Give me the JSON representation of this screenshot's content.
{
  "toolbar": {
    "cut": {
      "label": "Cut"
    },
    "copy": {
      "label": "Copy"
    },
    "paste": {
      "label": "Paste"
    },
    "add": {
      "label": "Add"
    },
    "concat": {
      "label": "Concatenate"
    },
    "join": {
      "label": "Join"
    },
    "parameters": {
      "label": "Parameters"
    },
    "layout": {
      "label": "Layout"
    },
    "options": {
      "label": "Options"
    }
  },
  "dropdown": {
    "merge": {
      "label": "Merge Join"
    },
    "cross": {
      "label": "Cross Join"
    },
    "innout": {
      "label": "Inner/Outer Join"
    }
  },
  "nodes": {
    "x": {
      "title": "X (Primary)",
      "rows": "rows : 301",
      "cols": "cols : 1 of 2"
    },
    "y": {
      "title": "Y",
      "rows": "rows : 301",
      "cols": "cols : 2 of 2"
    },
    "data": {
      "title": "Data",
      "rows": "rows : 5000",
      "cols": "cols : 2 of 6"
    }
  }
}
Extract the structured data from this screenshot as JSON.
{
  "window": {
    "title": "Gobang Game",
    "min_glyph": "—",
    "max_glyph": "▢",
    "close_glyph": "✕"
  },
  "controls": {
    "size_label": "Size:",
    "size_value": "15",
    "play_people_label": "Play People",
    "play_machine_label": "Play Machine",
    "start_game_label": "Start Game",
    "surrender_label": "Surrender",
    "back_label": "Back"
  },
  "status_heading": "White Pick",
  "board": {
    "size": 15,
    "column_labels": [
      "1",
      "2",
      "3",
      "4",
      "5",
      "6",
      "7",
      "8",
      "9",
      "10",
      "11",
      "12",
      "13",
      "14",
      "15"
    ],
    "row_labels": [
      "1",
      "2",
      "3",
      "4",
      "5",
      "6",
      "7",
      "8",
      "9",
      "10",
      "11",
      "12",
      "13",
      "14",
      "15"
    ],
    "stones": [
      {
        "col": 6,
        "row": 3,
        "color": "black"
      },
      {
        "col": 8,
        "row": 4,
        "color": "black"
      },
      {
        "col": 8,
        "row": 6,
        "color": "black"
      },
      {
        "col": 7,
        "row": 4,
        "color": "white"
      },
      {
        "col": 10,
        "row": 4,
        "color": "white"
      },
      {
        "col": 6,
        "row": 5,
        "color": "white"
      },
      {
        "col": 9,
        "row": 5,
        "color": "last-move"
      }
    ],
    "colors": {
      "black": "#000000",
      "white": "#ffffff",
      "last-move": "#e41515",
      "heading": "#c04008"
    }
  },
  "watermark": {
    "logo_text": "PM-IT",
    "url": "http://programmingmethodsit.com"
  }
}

### BRIEF:
Would you copy out each line exactly as written?

### SOLUTION FOR THIS TASK:
Give me the JSON representation of this screenshot's content.
{
  "toolbar": {
    "cut": {
      "label": "Cut"
    },
    "copy": {
      "label": "Copy"
    },
    "paste": {
      "label": "Paste"
    },
    "add": {
      "label": "Add"
    },
    "concat": {
      "label": "Concatenate"
    },
    "join": {
      "label": "Join"
    },
    "parameters": {
      "label": "Parameters"
    },
    "layout": {
      "label": "Layout"
    },
    "options": {
      "label": "Options"
    }
  },
  "dropdown": {
    "merge": {
      "label": "Merge Join"
    },
    "cross": {
      "label": "Cross Join"
    },
    "innout": {
      "label": "Inner/Outer Join"
    }
  },
  "nodes": {
    "x": {
      "title": "X (Primary)",
      "rows": "rows : 301",
      "cols": "cols : 1 of 2"
    },
    "y": {
      "title": "Y",
      "rows": "rows : 301",
      "cols": "cols : 2 of 2"
    },
    "data": {
      "title": "Data",
      "rows": "rows : 5000",
      "cols": "cols : 2 of 6"
    }
  }
}
Extract the structured data from this screenshot as JSON.
{
  "window": {
    "title": "Gobang Game",
    "min_glyph": "—",
    "max_glyph": "▢",
    "close_glyph": "✕"
  },
  "controls": {
    "size_label": "Size:",
    "size_value": "15",
    "play_people_label": "Play People",
    "play_machine_label": "Play Machine",
    "start_game_label": "Start Game",
    "surrender_label": "Surrender",
    "back_label": "Back"
  },
  "status_heading": "White Pick",
  "board": {
    "size": 15,
    "column_labels": [
      "1",
      "2",
      "3",
      "4",
      "5",
      "6",
      "7",
      "8",
      "9",
      "10",
      "11",
      "12",
      "13",
      "14",
      "15"
    ],
    "row_labels": [
      "1",
      "2",
      "3",
      "4",
      "5",
      "6",
      "7",
      "8",
      "9",
      "10",
      "11",
      "12",
      "13",
      "14",
      "15"
    ],
    "stones": [
      {
        "col": 6,
        "row": 3,
        "color": "black"
      },
      {
        "col": 8,
        "row": 4,
        "color": "black"
      },
      {
        "col": 8,
        "row": 6,
        "color": "black"
      },
      {
        "col": 7,
        "row": 4,
        "color": "white"
      },
      {
        "col": 10,
        "row": 4,
        "color": "white"
      },
      {
        "col": 6,
        "row": 5,
        "color": "white"
      },
      {
        "col": 9,
        "row": 5,
        "color": "last-move"
      }
    ],
    "colors": {
      "black": "#000000",
      "white": "#ffffff",
      "last-move": "#e41515",
      "heading": "#c04008"
    }
  },
  "watermark": {
    "logo_text": "PM-IT",
    "url": "http://programmingmethodsit.com"
  }
}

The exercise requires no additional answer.